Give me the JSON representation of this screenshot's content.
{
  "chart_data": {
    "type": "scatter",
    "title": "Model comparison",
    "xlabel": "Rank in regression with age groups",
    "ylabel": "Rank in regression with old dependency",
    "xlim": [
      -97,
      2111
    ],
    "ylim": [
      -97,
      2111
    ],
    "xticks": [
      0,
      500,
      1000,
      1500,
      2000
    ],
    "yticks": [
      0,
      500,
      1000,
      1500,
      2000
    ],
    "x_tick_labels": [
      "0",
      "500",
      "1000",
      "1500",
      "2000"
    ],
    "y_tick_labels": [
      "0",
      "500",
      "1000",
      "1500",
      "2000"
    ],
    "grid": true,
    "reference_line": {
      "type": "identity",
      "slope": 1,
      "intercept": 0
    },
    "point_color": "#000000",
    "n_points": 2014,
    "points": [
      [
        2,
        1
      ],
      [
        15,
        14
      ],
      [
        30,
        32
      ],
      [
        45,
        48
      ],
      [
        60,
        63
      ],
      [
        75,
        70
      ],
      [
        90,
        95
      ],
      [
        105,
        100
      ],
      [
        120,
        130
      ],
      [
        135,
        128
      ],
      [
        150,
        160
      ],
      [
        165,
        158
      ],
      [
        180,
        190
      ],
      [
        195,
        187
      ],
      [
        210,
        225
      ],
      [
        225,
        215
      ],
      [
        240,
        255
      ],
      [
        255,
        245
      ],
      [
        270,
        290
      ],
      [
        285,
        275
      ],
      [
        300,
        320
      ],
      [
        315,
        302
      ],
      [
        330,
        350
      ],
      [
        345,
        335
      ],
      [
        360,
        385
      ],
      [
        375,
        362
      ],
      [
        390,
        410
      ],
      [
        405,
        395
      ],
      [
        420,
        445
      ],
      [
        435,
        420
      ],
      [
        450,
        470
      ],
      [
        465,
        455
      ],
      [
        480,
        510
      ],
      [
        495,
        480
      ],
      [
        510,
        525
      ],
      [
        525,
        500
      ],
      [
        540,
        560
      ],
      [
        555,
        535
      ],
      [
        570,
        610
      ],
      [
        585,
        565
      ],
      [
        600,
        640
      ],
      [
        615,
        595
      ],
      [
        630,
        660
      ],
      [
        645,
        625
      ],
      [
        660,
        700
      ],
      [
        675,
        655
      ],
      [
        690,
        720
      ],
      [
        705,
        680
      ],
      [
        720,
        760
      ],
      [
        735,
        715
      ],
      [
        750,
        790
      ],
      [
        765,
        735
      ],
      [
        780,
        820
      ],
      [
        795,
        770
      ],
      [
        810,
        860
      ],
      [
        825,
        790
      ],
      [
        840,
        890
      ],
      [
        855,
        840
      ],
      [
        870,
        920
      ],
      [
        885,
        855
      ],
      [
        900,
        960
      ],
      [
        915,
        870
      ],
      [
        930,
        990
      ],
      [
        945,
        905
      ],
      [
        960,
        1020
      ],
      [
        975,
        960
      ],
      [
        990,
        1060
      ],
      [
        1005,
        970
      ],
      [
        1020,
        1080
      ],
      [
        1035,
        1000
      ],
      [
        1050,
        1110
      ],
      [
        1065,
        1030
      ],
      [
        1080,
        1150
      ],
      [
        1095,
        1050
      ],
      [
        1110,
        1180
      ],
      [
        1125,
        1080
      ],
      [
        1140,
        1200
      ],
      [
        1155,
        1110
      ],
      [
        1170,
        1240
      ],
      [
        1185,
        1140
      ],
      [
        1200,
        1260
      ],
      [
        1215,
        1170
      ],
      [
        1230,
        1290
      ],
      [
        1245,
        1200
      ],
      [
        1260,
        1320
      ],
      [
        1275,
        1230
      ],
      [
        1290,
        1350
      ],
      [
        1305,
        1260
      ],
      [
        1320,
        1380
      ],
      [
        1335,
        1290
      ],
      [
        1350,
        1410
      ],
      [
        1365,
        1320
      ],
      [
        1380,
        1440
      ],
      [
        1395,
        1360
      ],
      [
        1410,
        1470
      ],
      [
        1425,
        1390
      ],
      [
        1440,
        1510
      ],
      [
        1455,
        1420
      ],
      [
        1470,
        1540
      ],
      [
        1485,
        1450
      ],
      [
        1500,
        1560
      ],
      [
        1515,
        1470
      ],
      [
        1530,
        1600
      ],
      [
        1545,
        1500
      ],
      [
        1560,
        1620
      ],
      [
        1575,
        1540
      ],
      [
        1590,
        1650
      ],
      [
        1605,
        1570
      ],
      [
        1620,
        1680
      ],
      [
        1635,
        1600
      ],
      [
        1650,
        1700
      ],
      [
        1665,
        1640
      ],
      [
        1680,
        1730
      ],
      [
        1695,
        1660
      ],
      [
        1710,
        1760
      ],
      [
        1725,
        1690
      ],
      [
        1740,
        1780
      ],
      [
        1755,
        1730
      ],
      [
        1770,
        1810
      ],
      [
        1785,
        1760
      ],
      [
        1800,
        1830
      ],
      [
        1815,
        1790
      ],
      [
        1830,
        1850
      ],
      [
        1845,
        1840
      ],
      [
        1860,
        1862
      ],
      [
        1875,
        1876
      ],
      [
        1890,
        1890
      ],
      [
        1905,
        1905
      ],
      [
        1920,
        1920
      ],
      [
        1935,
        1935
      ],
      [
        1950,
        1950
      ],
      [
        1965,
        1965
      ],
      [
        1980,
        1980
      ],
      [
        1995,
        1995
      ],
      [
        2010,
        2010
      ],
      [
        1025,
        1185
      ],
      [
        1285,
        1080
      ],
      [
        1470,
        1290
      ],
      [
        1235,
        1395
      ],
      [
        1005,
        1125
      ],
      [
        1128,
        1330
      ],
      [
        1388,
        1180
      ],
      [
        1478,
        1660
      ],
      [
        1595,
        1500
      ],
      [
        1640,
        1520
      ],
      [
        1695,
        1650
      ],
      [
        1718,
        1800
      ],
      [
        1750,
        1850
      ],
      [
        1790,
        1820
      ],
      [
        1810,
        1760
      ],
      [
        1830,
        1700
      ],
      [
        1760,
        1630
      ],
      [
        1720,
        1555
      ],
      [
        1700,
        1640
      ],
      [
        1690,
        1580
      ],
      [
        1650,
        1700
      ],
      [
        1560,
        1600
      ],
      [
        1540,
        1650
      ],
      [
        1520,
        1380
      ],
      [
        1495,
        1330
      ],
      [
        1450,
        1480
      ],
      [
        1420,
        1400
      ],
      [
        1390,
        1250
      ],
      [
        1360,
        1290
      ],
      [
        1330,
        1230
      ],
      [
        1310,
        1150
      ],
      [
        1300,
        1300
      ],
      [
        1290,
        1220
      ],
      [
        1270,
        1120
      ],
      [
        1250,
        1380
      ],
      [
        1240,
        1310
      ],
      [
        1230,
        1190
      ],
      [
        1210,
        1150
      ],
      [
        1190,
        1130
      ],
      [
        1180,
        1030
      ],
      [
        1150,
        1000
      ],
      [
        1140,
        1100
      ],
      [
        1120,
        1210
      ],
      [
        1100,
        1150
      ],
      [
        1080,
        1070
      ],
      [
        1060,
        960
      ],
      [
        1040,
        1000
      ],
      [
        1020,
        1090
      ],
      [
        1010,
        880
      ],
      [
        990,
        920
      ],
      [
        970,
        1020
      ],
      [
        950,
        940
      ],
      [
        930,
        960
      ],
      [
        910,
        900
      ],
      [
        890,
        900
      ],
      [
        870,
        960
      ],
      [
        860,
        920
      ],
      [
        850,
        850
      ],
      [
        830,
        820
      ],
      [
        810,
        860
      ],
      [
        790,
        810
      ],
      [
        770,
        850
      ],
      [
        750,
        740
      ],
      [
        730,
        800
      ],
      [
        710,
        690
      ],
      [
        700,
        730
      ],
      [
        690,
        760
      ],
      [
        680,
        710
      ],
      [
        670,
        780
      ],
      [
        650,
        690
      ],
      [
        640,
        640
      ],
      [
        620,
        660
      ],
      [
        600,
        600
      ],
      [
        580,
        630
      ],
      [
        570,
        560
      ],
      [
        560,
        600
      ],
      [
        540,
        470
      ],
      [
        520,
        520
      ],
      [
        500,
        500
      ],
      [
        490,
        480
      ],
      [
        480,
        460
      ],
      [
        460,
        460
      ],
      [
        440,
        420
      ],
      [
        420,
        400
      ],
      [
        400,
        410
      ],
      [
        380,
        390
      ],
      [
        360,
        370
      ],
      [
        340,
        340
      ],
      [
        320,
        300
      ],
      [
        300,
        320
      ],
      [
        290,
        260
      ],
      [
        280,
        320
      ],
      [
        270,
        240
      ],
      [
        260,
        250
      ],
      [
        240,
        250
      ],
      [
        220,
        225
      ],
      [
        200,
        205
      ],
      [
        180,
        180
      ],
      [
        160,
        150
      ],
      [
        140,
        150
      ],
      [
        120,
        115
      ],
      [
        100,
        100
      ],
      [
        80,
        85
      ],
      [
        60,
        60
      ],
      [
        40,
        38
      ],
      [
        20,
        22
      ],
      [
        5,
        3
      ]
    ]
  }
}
┄┄┄┄┄┄
**Requirement:**
Copy every line above in which the string "Rank" shows up.

**Answer for this exercise:**
    "xlabel": "Rank in regression with age groups",
    "ylabel": "Rank in regression with old dependency",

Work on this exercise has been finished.